SUPPLIED MATERIAL -
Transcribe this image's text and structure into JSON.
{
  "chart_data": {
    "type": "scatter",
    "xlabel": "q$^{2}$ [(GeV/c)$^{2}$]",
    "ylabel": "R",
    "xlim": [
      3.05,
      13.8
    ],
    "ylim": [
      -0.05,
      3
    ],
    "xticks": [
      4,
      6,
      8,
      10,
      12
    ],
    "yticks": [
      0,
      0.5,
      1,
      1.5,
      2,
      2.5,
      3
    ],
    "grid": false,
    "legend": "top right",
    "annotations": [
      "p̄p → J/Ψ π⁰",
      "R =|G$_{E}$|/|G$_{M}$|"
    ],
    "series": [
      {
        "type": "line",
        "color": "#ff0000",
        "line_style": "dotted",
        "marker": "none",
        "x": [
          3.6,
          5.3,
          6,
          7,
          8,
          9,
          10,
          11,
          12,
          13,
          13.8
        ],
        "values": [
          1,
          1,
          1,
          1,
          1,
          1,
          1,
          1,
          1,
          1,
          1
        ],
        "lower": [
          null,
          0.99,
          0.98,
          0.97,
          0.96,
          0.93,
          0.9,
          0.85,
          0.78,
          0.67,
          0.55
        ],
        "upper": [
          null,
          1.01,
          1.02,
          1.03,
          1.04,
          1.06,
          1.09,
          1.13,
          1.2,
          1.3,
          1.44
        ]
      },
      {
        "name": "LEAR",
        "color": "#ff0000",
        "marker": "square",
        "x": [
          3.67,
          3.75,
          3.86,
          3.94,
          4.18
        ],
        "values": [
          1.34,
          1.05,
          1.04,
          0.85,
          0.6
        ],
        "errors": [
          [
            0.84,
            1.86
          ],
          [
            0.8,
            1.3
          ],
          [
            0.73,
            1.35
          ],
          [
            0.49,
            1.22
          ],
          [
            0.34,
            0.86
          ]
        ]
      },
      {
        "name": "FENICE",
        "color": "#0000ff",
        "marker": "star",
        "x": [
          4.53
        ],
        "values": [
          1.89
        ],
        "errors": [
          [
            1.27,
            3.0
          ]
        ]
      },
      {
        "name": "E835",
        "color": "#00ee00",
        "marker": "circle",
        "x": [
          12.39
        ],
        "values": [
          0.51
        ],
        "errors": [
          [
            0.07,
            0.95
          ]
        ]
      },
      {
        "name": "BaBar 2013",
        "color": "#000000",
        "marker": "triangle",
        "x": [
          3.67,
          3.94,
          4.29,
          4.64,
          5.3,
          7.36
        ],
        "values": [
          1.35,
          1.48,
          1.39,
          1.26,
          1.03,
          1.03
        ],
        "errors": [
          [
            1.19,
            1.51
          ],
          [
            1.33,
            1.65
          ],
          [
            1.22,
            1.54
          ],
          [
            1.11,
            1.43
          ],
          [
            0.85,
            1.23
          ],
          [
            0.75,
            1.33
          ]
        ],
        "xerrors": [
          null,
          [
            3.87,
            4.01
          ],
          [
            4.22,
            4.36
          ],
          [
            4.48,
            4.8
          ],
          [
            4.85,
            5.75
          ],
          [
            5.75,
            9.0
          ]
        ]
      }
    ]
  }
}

WORK INSTRUCTIONS -
Transcribe the entire listing above precisely.

FINISHED TASK -
Transcribe this image's text and structure into JSON.
{
  "chart_data": {
    "type": "scatter",
    "xlabel": "q$^{2}$ [(GeV/c)$^{2}$]",
    "ylabel": "R",
    "xlim": [
      3.05,
      13.8
    ],
    "ylim": [
      -0.05,
      3
    ],
    "xticks": [
      4,
      6,
      8,
      10,
      12
    ],
    "yticks": [
      0,
      0.5,
      1,
      1.5,
      2,
      2.5,
      3
    ],
    "grid": false,
    "legend": "top right",
    "annotations": [
      "p̄p → J/Ψ π⁰",
      "R =|G$_{E}$|/|G$_{M}$|"
    ],
    "series": [
      {
        "type": "line",
        "color": "#ff0000",
        "line_style": "dotted",
        "marker": "none",
        "x": [
          3.6,
          5.3,
          6,
          7,
          8,
          9,
          10,
          11,
          12,
          13,
          13.8
        ],
        "values": [
          1,
          1,
          1,
          1,
          1,
          1,
          1,
          1,
          1,
          1,
          1
        ],
        "lower": [
          null,
          0.99,
          0.98,
          0.97,
          0.96,
          0.93,
          0.9,
          0.85,
          0.78,
          0.67,
          0.55
        ],
        "upper": [
          null,
          1.01,
          1.02,
          1.03,
          1.04,
          1.06,
          1.09,
          1.13,
          1.2,
          1.3,
          1.44
        ]
      },
      {
        "name": "LEAR",
        "color": "#ff0000",
        "marker": "square",
        "x": [
          3.67,
          3.75,
          3.86,
          3.94,
          4.18
        ],
        "values": [
          1.34,
          1.05,
          1.04,
          0.85,
          0.6
        ],
        "errors": [
          [
            0.84,
            1.86
          ],
          [
            0.8,
            1.3
          ],
          [
            0.73,
            1.35
          ],
          [
            0.49,
            1.22
          ],
          [
            0.34,
            0.86
          ]
        ]
      },
      {
        "name": "FENICE",
        "color": "#0000ff",
        "marker": "star",
        "x": [
          4.53
        ],
        "values": [
          1.89
        ],
        "errors": [
          [
            1.27,
            3.0
          ]
        ]
      },
      {
        "name": "E835",
        "color": "#00ee00",
        "marker": "circle",
        "x": [
          12.39
        ],
        "values": [
          0.51
        ],
        "errors": [
          [
            0.07,
            0.95
          ]
        ]
      },
      {
        "name": "BaBar 2013",
        "color": "#000000",
        "marker": "triangle",
        "x": [
          3.67,
          3.94,
          4.29,
          4.64,
          5.3,
          7.36
        ],
        "values": [
          1.35,
          1.48,
          1.39,
          1.26,
          1.03,
          1.03
        ],
        "errors": [
          [
            1.19,
            1.51
          ],
          [
            1.33,
            1.65
          ],
          [
            1.22,
            1.54
          ],
          [
            1.11,
            1.43
          ],
          [
            0.85,
            1.23
          ],
          [
            0.75,
            1.33
          ]
        ],
        "xerrors": [
          null,
          [
            3.87,
            4.01
          ],
          [
            4.22,
            4.36
          ],
          [
            4.48,
            4.8
          ],
          [
            4.85,
            5.75
          ],
          [
            5.75,
            9.0
          ]
        ]
      }
    ]
  }
}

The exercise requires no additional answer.